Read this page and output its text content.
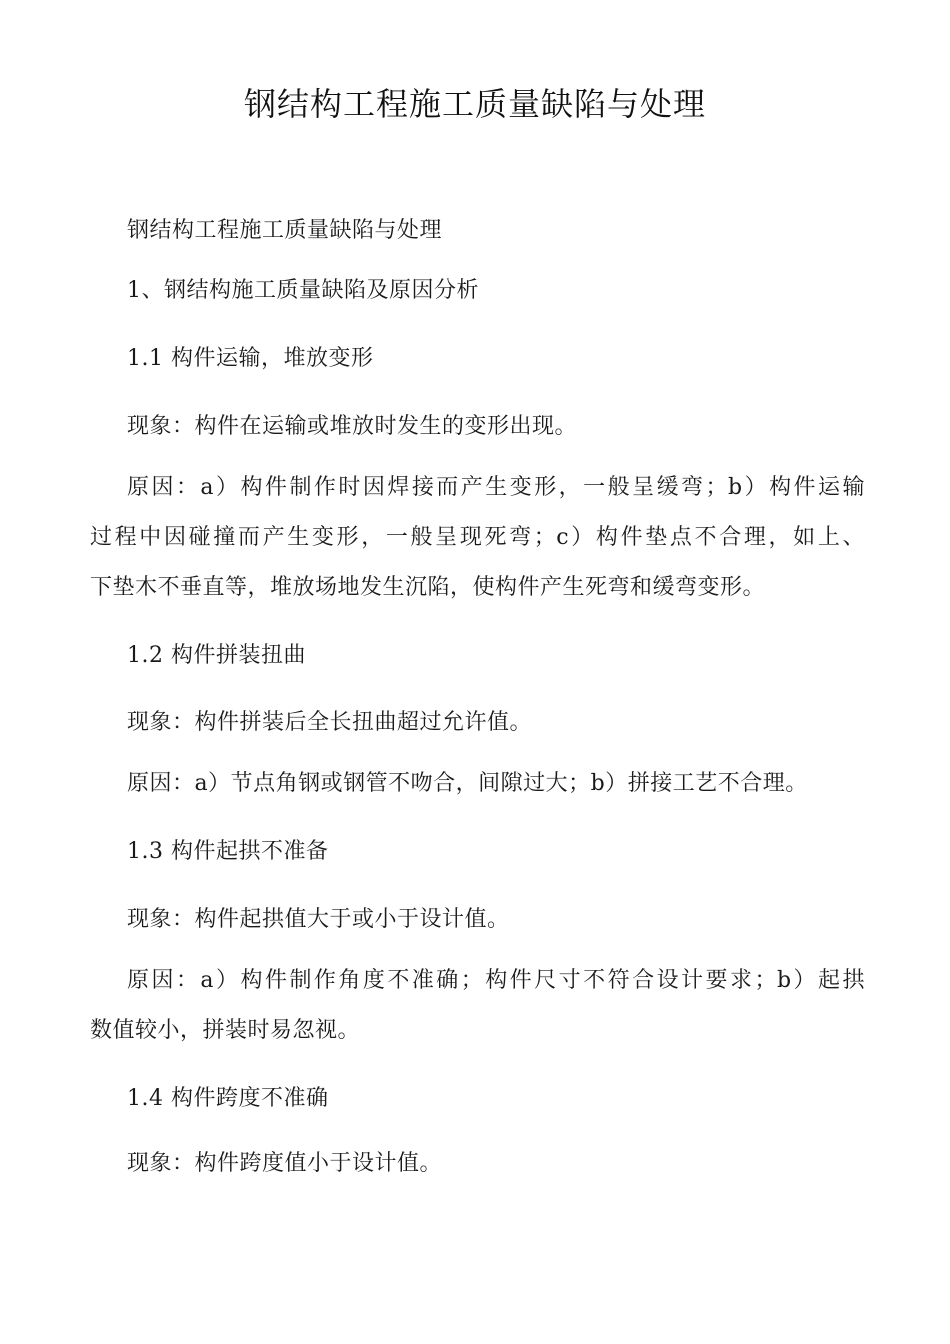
钢结构工程施工质量缺陷与处理

钢结构工程施工质量缺陷与处理

1、钢结构施工质量缺陷及原因分析

1.1 构件运输，堆放变形

现象：构件在运输或堆放时发生的变形出现。

原因：a）构件制作时因焊接而产生变形，一般呈缓弯；b）构件运输

过程中因碰撞而产生变形，一般呈现死弯；c）构件垫点不合理，如上、

下垫木不垂直等，堆放场地发生沉陷，使构件产生死弯和缓弯变形。

1.2 构件拼装扭曲

现象：构件拼装后全长扭曲超过允许值。

原因：a）节点角钢或钢管不吻合，间隙过大；b）拼接工艺不合理。

1.3 构件起拱不准备

现象：构件起拱值大于或小于设计值。

原因：a）构件制作角度不准确；构件尺寸不符合设计要求；b）起拱

数值较小，拼装时易忽视。

1.4 构件跨度不准确

现象：构件跨度值小于设计值。
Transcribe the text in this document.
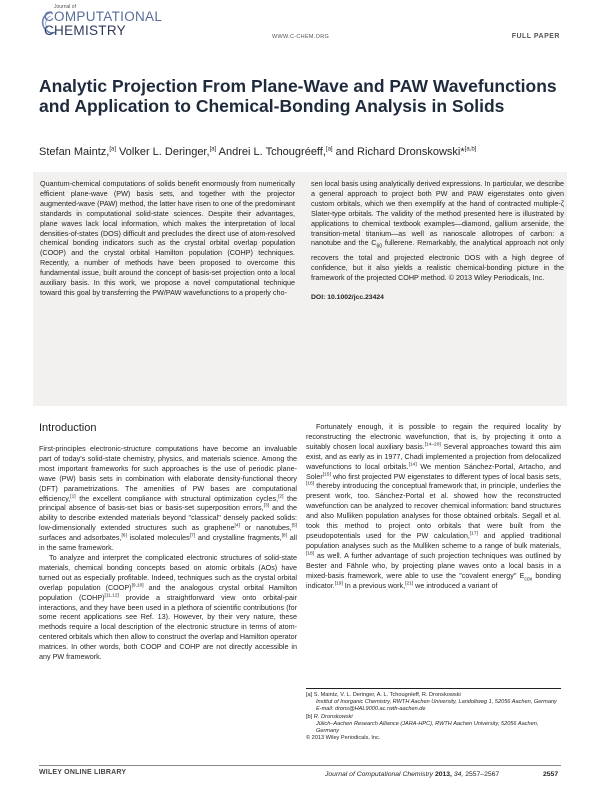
Journal of
COMPUTATIONAL
CHEMISTRY	WWW.C-CHEM.ORG	FULL PAPER
Analytic Projection From Plane-Wave and PAW Wavefunctions and Application to Chemical-Bonding Analysis in Solids
Stefan Maintz,[a] Volker L. Deringer,[a] Andrei L. Tchougréeff,[a] and Richard Dronskowski*[a,b]

Quantum-chemical computations of solids benefit enormously from numerically efficient plane-wave (PW) basis sets, and together with the projector augmented-wave (PAW) method, the latter have risen to one of the predominant standards in computational solid-state sciences. Despite their advantages, plane waves lack local information, which makes the interpretation of local densities-of-states (DOS) difficult and precludes the direct use of atom-resolved chemical bonding indicators such as the crystal orbital overlap population (COOP) and the crystal orbital Hamilton population (COHP) techniques. Recently, a number of methods have been proposed to overcome this fundamental issue, built around the concept of basis-set projection onto a local auxiliary basis. In this work, we propose a novel computational technique toward this goal by transferring the PW/PAW wavefunctions to a properly cho-

sen local basis using analytically derived expressions. In particular, we describe a general approach to project both PW and PAW eigenstates onto given custom orbitals, which we then exemplify at the hand of contracted multiple-ζ Slater-type orbitals. The validity of the method presented here is illustrated by applications to chemical textbook examples—diamond, gallium arsenide, the transition-metal titanium—as well as nanoscale allotropes of carbon: a nanotube and the $C_{60}$ fullerene. Remarkably, the analytical approach not only recovers the total and projected electronic DOS with a high degree of confidence, but it also yields a realistic chemical-bonding picture in the framework of the projected COHP method. © 2013 Wiley Periodicals, Inc.

DOI: 10.1002/jcc.23424
Introduction

First-principles electronic-structure computations have become an invaluable part of today's solid-state chemistry, physics, and materials science. Among the most important frameworks for such approaches is the use of periodic plane-wave (PW) basis sets in combination with elaborate density-functional theory (DFT) parametrizations. The amenities of PW bases are computational efficiency,[1] the excellent compliance with structural optimization cycles,[2] the principal absence of basis-set bias or basis-set superposition errors,[3] and the ability to describe extended materials beyond "classical" densely packed solids: low-dimensionally extended structures such as graphene[4] or nanotubes,[5] surfaces and adsorbates,[6] isolated molecules[7] and crystalline fragments,[8] all in the same framework.

To analyze and interpret the complicated electronic structures of solid-state materials, chemical bonding concepts based on atomic orbitals (AOs) have turned out as especially profitable. Indeed, techniques such as the crystal orbital overlap population (COOP)[9,10] and the analogous crystal orbital Hamilton population (COHP)[11,12] provide a straightforward view onto orbital-pair interactions, and they have been used in a plethora of scientific contributions (for some recent applications see Ref. 13). However, by their very nature, these methods require a local description of the electronic structure in terms of atom-centered orbitals which then allow to construct the overlap and Hamilton operator matrices. In other words, both COOP and COHP are not directly accessible in any PW framework.

Fortunately enough, it is possible to regain the required locality by reconstructing the electronic wavefunction, that is, by projecting it onto a suitably chosen local auxiliary basis.[14–20] Several approaches toward this aim exist, and as early as in 1977, Chadi implemented a projection from delocalized wavefunctions to local orbitals.[14] We mention Sánchez-Portal, Artacho, and Soler[15] who first projected PW eigenstates to different types of local basis sets,[16] thereby introducing the conceptual framework that, in principle, underlies the present work, too. Sánchez-Portal et al. showed how the reconstructed wavefunction can be analyzed to recover chemical information: band structures and also Mulliken population analyses for those obtained orbitals. Segall et al. took this method to project onto orbitals that were built from the pseudopotentials used for the PW calculation,[17] and applied traditional population analyses such as the Mulliken scheme to a range of bulk materials,[18] as well. A further advantage of such projection techniques was outlined by Bester and Fähnle who, by projecting plane waves onto a local basis in a mixed-basis framework, were able to use the "covalent energy" $E_{cov}$ bonding indicator.[19] In a previous work,[21] we introduced a variant of

[a] S. Maintz, V. L. Deringer, A. L. Tchougréeff, R. Dronskowski

Institut of Inorganic Chemistry, RWTH Aachen University, Landoltweg 1, 52056 Aachen, Germany

E-mail: drons@HAL9000.ac.rwth-aachen.de

[b] R. Dronskowski

Jülich–Aachen Research Alliance (JARA-HPC), RWTH Aachen University, 52056 Aachen, Germany

© 2013 Wiley Periodicals, Inc.

WILEY ONLINE LIBRARY	Journal of Computational Chemistry 2013, 34, 2557–2567	2557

——————————

[Problem description]: Filter out every line that lacks the word "Maintz", and copy the rest.

[Answer to the exercise]:
Stefan Maintz,[a] Volker L. Deringer,[a] Andrei L. Tchougréeff,[a] and Richard Dronskowski*[a,b]
[a] S. Maintz, V. L. Deringer, A. L. Tchougréeff, R. Dronskowski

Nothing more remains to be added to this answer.